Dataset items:
★ ★ ★ ★ ★ ★ ★

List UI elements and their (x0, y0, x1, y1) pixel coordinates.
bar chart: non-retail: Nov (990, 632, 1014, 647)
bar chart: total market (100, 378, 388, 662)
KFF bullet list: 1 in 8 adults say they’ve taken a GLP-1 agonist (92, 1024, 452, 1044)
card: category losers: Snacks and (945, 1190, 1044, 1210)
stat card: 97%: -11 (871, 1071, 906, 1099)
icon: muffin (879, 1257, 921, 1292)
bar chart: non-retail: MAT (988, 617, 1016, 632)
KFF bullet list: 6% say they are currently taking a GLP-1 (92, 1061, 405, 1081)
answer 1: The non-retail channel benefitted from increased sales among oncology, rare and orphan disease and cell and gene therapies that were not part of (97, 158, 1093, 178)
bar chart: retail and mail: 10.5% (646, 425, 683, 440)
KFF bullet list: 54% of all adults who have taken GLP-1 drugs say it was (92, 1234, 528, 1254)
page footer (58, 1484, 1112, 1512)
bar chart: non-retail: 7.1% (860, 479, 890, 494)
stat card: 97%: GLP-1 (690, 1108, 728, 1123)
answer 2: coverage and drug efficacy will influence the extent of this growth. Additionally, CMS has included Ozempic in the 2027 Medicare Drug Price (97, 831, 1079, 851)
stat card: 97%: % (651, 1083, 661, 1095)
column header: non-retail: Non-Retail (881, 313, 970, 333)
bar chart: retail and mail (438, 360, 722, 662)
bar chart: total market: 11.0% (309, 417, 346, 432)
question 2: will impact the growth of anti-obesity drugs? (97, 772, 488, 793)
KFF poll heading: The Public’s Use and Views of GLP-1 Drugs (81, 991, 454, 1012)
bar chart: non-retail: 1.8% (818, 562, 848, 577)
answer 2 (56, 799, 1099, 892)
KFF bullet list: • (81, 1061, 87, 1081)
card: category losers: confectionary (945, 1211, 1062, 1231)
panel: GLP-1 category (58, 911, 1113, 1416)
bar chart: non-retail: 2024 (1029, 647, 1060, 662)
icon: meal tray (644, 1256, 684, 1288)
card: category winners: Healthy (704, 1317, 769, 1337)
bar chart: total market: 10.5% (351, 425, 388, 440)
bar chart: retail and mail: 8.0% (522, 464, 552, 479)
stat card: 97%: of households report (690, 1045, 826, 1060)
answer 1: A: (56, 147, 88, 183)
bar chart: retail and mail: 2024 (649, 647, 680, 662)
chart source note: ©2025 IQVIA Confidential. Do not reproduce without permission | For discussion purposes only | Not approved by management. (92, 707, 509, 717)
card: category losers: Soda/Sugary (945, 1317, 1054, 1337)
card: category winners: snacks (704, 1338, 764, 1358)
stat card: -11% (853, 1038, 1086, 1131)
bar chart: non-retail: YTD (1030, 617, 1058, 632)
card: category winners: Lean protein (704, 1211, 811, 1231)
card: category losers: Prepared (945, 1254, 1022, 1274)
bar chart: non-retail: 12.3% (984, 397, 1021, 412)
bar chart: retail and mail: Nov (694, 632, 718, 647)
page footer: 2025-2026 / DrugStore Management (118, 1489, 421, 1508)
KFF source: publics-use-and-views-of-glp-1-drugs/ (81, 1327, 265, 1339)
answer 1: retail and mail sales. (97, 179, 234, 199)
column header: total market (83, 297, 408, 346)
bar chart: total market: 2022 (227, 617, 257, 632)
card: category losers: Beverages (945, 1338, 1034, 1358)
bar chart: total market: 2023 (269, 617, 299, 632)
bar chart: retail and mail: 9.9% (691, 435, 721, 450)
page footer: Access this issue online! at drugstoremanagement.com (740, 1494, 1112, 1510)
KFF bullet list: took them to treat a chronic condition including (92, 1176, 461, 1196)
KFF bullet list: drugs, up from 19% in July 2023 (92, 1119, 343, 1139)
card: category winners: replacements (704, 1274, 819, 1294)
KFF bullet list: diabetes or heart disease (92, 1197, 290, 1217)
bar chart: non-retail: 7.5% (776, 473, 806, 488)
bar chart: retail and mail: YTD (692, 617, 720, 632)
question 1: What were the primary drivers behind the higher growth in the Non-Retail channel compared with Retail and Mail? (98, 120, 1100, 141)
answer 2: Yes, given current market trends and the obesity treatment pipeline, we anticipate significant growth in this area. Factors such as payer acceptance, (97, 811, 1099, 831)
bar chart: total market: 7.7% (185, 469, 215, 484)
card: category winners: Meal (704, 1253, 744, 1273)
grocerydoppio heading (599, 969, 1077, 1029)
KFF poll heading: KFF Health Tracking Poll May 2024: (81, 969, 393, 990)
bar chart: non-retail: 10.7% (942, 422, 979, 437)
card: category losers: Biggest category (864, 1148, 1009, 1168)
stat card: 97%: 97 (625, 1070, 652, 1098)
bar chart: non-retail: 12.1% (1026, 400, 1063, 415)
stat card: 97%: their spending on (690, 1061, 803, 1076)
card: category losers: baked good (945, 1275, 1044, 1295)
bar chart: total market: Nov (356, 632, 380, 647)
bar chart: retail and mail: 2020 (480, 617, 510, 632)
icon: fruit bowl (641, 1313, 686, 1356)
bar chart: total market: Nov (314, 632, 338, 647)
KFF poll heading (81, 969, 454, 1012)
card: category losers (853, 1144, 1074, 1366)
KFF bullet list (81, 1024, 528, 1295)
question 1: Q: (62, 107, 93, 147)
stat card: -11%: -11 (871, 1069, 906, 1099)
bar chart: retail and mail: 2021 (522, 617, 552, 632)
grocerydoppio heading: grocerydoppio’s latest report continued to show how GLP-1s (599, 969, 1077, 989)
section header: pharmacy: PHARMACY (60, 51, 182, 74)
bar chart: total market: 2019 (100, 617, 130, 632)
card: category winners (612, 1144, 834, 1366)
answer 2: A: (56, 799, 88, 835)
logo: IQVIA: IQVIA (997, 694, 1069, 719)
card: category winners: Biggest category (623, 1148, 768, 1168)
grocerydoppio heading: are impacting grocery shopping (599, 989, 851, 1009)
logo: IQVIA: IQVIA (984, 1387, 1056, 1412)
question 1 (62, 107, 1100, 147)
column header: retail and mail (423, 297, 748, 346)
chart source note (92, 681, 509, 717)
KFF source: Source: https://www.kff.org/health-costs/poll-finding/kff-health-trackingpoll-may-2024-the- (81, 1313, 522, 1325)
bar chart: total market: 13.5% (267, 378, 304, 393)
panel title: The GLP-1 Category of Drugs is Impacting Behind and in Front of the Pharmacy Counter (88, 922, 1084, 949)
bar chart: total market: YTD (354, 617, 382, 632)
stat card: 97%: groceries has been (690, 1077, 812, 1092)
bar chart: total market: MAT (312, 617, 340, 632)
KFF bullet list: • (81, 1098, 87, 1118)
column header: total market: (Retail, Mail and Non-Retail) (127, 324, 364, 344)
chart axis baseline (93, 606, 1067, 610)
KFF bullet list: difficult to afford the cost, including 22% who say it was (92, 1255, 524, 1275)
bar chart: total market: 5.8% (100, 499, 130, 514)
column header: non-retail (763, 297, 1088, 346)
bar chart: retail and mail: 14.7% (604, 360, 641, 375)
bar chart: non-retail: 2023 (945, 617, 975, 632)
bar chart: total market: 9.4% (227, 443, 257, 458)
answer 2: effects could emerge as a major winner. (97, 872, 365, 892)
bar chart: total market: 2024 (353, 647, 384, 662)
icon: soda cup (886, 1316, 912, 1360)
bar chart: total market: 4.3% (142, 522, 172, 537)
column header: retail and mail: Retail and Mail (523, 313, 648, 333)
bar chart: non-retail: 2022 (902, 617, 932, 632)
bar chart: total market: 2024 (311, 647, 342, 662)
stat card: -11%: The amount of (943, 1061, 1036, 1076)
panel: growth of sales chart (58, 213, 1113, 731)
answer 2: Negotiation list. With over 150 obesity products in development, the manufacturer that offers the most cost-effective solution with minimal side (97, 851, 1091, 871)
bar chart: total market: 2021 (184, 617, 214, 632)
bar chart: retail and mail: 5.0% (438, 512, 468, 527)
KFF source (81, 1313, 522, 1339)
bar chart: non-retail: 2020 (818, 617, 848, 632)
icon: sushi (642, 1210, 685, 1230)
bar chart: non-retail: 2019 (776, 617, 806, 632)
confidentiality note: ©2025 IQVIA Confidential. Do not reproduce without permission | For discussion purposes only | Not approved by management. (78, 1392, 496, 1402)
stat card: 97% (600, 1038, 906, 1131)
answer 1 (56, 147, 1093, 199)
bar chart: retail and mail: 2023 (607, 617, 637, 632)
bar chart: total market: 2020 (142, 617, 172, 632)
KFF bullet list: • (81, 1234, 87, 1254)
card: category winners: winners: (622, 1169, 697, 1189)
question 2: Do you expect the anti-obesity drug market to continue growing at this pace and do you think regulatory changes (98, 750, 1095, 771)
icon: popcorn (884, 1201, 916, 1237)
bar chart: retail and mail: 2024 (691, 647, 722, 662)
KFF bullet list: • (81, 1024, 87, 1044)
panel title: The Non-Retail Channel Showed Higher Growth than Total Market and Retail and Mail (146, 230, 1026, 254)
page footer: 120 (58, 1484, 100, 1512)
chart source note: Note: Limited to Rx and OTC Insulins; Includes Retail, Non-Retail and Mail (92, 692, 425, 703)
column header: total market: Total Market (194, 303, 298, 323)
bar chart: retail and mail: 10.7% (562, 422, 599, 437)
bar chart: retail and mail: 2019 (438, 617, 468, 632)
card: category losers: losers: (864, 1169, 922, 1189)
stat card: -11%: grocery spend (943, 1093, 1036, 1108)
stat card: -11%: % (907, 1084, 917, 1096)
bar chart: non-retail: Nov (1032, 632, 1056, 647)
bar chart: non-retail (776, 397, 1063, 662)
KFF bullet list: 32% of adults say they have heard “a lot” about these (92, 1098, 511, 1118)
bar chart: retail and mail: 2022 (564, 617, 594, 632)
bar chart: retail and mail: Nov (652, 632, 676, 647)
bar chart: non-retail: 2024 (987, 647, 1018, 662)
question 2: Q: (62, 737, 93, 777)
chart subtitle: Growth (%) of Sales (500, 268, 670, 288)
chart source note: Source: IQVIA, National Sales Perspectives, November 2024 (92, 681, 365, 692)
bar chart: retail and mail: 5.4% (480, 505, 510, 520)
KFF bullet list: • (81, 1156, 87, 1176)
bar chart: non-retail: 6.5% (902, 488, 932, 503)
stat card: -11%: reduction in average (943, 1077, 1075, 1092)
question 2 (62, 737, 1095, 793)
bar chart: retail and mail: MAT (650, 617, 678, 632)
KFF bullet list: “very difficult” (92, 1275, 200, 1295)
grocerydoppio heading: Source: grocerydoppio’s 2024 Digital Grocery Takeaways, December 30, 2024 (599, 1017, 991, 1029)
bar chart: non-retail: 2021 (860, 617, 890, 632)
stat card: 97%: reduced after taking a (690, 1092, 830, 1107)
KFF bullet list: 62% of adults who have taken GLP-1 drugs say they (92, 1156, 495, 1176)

★ ★ ★ ★ ★ ★ ★

Problem — Collect every line from the records above that contains the word "taking".

Completed exercise —
KFF bullet list: 6% say they are currently taking a GLP-1 (92, 1061, 405, 1081)
stat card: 97%: reduced after taking a (690, 1092, 830, 1107)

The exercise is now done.